-- START Records shown --
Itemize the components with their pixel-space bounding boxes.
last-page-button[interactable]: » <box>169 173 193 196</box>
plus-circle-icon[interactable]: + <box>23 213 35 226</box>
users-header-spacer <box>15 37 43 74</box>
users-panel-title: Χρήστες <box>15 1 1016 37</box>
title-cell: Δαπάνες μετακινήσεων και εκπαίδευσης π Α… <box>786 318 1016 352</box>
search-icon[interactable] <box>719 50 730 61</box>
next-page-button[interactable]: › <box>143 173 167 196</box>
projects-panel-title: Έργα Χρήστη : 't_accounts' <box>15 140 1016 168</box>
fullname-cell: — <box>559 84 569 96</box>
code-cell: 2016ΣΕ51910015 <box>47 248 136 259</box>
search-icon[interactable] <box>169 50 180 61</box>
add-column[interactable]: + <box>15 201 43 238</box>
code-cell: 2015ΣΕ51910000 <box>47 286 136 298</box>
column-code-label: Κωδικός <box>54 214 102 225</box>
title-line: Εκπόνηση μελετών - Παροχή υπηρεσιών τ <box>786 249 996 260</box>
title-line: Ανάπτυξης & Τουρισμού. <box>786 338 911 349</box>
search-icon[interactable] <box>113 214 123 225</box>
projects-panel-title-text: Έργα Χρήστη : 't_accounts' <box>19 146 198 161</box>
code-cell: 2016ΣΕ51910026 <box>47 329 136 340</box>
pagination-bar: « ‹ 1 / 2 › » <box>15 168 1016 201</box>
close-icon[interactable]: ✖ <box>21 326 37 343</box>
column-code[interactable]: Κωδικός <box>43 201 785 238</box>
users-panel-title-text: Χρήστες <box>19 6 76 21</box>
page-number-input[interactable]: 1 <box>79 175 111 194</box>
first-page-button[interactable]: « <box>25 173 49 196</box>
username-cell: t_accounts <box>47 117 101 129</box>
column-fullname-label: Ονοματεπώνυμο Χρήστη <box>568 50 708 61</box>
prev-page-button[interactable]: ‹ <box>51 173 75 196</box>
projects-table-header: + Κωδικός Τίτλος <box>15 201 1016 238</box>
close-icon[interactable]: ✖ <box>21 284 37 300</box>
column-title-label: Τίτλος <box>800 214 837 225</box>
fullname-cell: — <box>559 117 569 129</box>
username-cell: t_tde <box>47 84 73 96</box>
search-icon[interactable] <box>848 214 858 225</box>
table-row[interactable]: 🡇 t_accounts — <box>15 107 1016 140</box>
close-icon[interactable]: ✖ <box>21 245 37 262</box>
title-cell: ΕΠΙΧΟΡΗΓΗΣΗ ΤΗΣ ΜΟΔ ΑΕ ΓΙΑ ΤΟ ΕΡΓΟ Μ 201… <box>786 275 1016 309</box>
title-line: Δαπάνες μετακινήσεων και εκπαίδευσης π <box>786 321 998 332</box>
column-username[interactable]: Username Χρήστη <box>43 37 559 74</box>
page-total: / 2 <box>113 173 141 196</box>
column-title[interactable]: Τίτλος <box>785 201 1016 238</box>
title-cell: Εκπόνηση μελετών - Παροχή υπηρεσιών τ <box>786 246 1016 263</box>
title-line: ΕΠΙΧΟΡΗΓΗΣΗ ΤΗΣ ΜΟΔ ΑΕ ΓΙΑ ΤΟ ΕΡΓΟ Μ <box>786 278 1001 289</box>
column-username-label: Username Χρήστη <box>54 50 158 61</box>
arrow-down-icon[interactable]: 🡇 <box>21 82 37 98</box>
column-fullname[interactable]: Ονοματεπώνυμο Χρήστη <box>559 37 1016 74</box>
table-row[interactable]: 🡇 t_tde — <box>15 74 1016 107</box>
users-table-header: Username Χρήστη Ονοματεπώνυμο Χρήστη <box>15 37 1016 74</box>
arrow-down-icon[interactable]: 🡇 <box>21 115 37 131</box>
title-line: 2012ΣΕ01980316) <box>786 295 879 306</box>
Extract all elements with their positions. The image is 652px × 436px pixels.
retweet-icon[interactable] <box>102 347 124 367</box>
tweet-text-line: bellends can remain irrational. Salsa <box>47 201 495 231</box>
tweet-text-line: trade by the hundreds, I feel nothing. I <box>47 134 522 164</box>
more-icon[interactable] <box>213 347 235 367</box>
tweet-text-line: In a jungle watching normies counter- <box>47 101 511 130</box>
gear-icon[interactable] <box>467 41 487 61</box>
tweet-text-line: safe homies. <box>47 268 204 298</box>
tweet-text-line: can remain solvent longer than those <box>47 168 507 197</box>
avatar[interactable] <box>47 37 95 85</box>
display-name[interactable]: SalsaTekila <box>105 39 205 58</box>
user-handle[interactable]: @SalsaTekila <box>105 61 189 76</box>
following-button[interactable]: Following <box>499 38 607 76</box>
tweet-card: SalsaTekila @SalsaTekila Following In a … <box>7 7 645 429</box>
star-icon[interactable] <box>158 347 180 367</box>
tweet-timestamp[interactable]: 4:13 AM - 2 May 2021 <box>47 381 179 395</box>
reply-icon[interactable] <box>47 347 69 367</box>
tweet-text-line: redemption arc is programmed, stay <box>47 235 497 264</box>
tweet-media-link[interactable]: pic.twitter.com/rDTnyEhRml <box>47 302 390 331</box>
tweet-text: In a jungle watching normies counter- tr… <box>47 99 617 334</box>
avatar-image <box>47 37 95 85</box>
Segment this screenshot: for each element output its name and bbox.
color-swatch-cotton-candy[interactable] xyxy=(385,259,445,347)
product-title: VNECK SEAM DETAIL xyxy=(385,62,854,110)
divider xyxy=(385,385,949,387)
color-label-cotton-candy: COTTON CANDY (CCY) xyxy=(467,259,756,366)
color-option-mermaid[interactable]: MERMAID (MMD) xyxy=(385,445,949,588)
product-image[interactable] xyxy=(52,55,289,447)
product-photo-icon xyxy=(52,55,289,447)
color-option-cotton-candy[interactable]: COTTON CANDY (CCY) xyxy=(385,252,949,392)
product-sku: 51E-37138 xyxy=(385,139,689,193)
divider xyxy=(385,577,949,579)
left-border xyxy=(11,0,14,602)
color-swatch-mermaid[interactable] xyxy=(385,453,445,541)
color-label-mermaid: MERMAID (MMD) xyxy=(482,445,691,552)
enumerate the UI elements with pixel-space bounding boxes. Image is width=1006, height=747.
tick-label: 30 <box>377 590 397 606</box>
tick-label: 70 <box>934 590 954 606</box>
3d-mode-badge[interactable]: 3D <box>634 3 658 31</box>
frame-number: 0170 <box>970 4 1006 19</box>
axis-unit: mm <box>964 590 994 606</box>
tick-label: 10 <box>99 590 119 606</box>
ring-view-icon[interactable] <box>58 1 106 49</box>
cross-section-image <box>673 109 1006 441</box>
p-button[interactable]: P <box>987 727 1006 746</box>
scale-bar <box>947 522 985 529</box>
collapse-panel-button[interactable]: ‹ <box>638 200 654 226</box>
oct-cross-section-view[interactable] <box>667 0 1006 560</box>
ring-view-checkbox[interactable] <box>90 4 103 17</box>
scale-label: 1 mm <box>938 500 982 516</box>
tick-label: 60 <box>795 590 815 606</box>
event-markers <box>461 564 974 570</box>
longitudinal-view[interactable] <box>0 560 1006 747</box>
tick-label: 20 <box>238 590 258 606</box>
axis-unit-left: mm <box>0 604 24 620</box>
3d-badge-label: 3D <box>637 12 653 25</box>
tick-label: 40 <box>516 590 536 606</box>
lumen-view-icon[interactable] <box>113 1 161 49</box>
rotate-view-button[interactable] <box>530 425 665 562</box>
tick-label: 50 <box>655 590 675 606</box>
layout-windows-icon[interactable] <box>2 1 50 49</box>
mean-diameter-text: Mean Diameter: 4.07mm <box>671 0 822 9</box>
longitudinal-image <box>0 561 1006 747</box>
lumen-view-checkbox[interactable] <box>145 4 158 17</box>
-- END Records shown --
_Problem details:_
Please repeat the lines above, switching "search-icon" to "magnifier-icon" wherever it occurs and keeping everything else the same.

_Answer in full:_
Itemize the components with their pixel-space bounding boxes.
last-page-button[interactable]: » <box>169 173 193 196</box>
plus-circle-icon[interactable]: + <box>23 213 35 226</box>
users-header-spacer <box>15 37 43 74</box>
users-panel-title: Χρήστες <box>15 1 1016 37</box>
title-cell: Δαπάνες μετακινήσεων και εκπαίδευσης π Α… <box>786 318 1016 352</box>
magnifier-icon[interactable] <box>719 50 730 61</box>
next-page-button[interactable]: › <box>143 173 167 196</box>
projects-panel-title: Έργα Χρήστη : 't_accounts' <box>15 140 1016 168</box>
fullname-cell: — <box>559 84 569 96</box>
code-cell: 2016ΣΕ51910015 <box>47 248 136 259</box>
magnifier-icon[interactable] <box>169 50 180 61</box>
add-column[interactable]: + <box>15 201 43 238</box>
code-cell: 2015ΣΕ51910000 <box>47 286 136 298</box>
column-code-label: Κωδικός <box>54 214 102 225</box>
title-line: Εκπόνηση μελετών - Παροχή υπηρεσιών τ <box>786 249 996 260</box>
title-line: Ανάπτυξης & Τουρισμού. <box>786 338 911 349</box>
magnifier-icon[interactable] <box>113 214 123 225</box>
projects-panel-title-text: Έργα Χρήστη : 't_accounts' <box>19 146 198 161</box>
code-cell: 2016ΣΕ51910026 <box>47 329 136 340</box>
pagination-bar: « ‹ 1 / 2 › » <box>15 168 1016 201</box>
close-icon[interactable]: ✖ <box>21 326 37 343</box>
column-code[interactable]: Κωδικός <box>43 201 785 238</box>
users-panel-title-text: Χρήστες <box>19 6 76 21</box>
page-number-input[interactable]: 1 <box>79 175 111 194</box>
first-page-button[interactable]: « <box>25 173 49 196</box>
username-cell: t_accounts <box>47 117 101 129</box>
column-fullname-label: Ονοματεπώνυμο Χρήστη <box>568 50 708 61</box>
prev-page-button[interactable]: ‹ <box>51 173 75 196</box>
projects-table-header: + Κωδικός Τίτλος <box>15 201 1016 238</box>
close-icon[interactable]: ✖ <box>21 284 37 300</box>
column-title-label: Τίτλος <box>800 214 837 225</box>
fullname-cell: — <box>559 117 569 129</box>
username-cell: t_tde <box>47 84 73 96</box>
magnifier-icon[interactable] <box>848 214 858 225</box>
table-row[interactable]: 🡇 t_accounts — <box>15 107 1016 140</box>
close-icon[interactable]: ✖ <box>21 245 37 262</box>
title-cell: ΕΠΙΧΟΡΗΓΗΣΗ ΤΗΣ ΜΟΔ ΑΕ ΓΙΑ ΤΟ ΕΡΓΟ Μ 201… <box>786 275 1016 309</box>
title-line: Δαπάνες μετακινήσεων και εκπαίδευσης π <box>786 321 998 332</box>
column-username[interactable]: Username Χρήστη <box>43 37 559 74</box>
page-total: / 2 <box>113 173 141 196</box>
column-title[interactable]: Τίτλος <box>785 201 1016 238</box>
title-cell: Εκπόνηση μελετών - Παροχή υπηρεσιών τ <box>786 246 1016 263</box>
title-line: ΕΠΙΧΟΡΗΓΗΣΗ ΤΗΣ ΜΟΔ ΑΕ ΓΙΑ ΤΟ ΕΡΓΟ Μ <box>786 278 1001 289</box>
column-username-label: Username Χρήστη <box>54 50 158 61</box>
arrow-down-icon[interactable]: 🡇 <box>21 82 37 98</box>
column-fullname[interactable]: Ονοματεπώνυμο Χρήστη <box>559 37 1016 74</box>
table-row[interactable]: 🡇 t_tde — <box>15 74 1016 107</box>
users-table-header: Username Χρήστη Ονοματεπώνυμο Χρήστη <box>15 37 1016 74</box>
arrow-down-icon[interactable]: 🡇 <box>21 115 37 131</box>
title-line: 2012ΣΕ01980316) <box>786 295 879 306</box>
Extract all elements with their positions. The image is 652px × 436px pixels.
retweet-icon[interactable] <box>102 347 124 367</box>
tweet-text-line: bellends can remain irrational. Salsa <box>47 201 495 231</box>
tweet-text-line: trade by the hundreds, I feel nothing. I <box>47 134 522 164</box>
more-icon[interactable] <box>213 347 235 367</box>
tweet-text-line: In a jungle watching normies counter- <box>47 101 511 130</box>
gear-icon[interactable] <box>467 41 487 61</box>
tweet-text-line: safe homies. <box>47 268 204 298</box>
tweet-text-line: can remain solvent longer than those <box>47 168 507 197</box>
avatar[interactable] <box>47 37 95 85</box>
display-name[interactable]: SalsaTekila <box>105 39 205 58</box>
user-handle[interactable]: @SalsaTekila <box>105 61 189 76</box>
following-button[interactable]: Following <box>499 38 607 76</box>
tweet-card: SalsaTekila @SalsaTekila Following In a … <box>7 7 645 429</box>
star-icon[interactable] <box>158 347 180 367</box>
tweet-timestamp[interactable]: 4:13 AM - 2 May 2021 <box>47 381 179 395</box>
reply-icon[interactable] <box>47 347 69 367</box>
tweet-text-line: redemption arc is programmed, stay <box>47 235 497 264</box>
tweet-media-link[interactable]: pic.twitter.com/rDTnyEhRml <box>47 302 390 331</box>
tweet-text: In a jungle watching normies counter- tr… <box>47 99 617 334</box>
avatar-image <box>47 37 95 85</box>
Segment this screenshot: for each element output its name and bbox.
color-swatch-cotton-candy[interactable] xyxy=(385,259,445,347)
product-title: VNECK SEAM DETAIL xyxy=(385,62,854,110)
divider xyxy=(385,385,949,387)
color-label-cotton-candy: COTTON CANDY (CCY) xyxy=(467,259,756,366)
color-option-mermaid[interactable]: MERMAID (MMD) xyxy=(385,445,949,588)
product-image[interactable] xyxy=(52,55,289,447)
product-photo-icon xyxy=(52,55,289,447)
color-option-cotton-candy[interactable]: COTTON CANDY (CCY) xyxy=(385,252,949,392)
product-sku: 51E-37138 xyxy=(385,139,689,193)
divider xyxy=(385,577,949,579)
left-border xyxy=(11,0,14,602)
color-swatch-mermaid[interactable] xyxy=(385,453,445,541)
color-label-mermaid: MERMAID (MMD) xyxy=(482,445,691,552)
enumerate the UI elements with pixel-space bounding boxes. Image is width=1006, height=747.
tick-label: 30 <box>377 590 397 606</box>
tick-label: 70 <box>934 590 954 606</box>
3d-mode-badge[interactable]: 3D <box>634 3 658 31</box>
frame-number: 0170 <box>970 4 1006 19</box>
axis-unit: mm <box>964 590 994 606</box>
tick-label: 10 <box>99 590 119 606</box>
ring-view-icon[interactable] <box>58 1 106 49</box>
cross-section-image <box>673 109 1006 441</box>
p-button[interactable]: P <box>987 727 1006 746</box>
scale-bar <box>947 522 985 529</box>
collapse-panel-button[interactable]: ‹ <box>638 200 654 226</box>
oct-cross-section-view[interactable] <box>667 0 1006 560</box>
ring-view-checkbox[interactable] <box>90 4 103 17</box>
scale-label: 1 mm <box>938 500 982 516</box>
tick-label: 60 <box>795 590 815 606</box>
event-markers <box>461 564 974 570</box>
longitudinal-view[interactable] <box>0 560 1006 747</box>
tick-label: 20 <box>238 590 258 606</box>
axis-unit-left: mm <box>0 604 24 620</box>
3d-badge-label: 3D <box>637 12 653 25</box>
tick-label: 40 <box>516 590 536 606</box>
lumen-view-icon[interactable] <box>113 1 161 49</box>
rotate-view-button[interactable] <box>530 425 665 562</box>
tick-label: 50 <box>655 590 675 606</box>
layout-windows-icon[interactable] <box>2 1 50 49</box>
mean-diameter-text: Mean Diameter: 4.07mm <box>671 0 822 9</box>
longitudinal-image <box>0 561 1006 747</box>
lumen-view-checkbox[interactable] <box>145 4 158 17</box>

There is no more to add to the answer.